> **Task brief**:
Copy out each line of the data holding "영등할망".

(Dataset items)
:::::

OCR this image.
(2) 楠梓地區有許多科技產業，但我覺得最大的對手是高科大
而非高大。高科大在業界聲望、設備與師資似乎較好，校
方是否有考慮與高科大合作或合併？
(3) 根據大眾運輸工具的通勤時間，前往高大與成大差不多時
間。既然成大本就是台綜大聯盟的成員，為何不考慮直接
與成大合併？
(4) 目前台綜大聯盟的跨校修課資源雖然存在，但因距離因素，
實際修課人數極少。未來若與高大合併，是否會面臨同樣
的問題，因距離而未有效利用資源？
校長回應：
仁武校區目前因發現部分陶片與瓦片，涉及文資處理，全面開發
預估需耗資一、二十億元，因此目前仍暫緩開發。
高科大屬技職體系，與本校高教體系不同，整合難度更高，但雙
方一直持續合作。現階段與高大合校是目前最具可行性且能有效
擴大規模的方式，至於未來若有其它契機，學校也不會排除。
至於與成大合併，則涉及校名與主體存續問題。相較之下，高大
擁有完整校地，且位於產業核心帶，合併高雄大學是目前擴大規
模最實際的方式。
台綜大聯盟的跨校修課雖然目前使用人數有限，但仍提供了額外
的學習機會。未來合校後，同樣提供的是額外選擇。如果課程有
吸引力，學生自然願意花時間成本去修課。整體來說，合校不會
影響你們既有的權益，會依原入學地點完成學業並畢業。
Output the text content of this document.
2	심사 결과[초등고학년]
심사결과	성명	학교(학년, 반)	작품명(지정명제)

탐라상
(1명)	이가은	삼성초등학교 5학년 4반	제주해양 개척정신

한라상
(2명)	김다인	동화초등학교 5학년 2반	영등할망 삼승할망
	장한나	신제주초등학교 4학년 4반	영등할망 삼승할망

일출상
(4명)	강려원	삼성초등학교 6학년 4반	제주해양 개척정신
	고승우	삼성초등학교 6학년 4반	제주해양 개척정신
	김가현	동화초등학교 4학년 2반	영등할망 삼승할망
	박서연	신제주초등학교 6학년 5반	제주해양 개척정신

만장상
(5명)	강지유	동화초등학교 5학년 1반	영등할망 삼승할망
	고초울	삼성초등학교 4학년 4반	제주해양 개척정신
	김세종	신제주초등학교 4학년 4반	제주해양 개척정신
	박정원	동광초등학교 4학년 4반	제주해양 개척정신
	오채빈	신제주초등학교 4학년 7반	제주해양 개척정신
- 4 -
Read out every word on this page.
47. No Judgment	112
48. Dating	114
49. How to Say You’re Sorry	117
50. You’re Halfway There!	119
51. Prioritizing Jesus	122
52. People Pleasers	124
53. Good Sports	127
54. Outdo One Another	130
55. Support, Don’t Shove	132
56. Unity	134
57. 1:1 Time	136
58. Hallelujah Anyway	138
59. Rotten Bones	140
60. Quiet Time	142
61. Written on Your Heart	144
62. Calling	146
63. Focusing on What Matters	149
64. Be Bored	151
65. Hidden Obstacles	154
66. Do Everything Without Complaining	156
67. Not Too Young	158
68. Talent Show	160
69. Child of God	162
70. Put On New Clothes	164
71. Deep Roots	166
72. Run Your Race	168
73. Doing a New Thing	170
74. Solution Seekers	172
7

:::::

> **Answer to the exercise**:
(2명)	김다인	동화초등학교 5학년 2반	영등할망 삼승할망
	장한나	신제주초등학교 4학년 4반	영등할망 삼승할망
	김가현	동화초등학교 4학년 2반	영등할망 삼승할망
(5명)	강지유	동화초등학교 5학년 1반	영등할망 삼승할망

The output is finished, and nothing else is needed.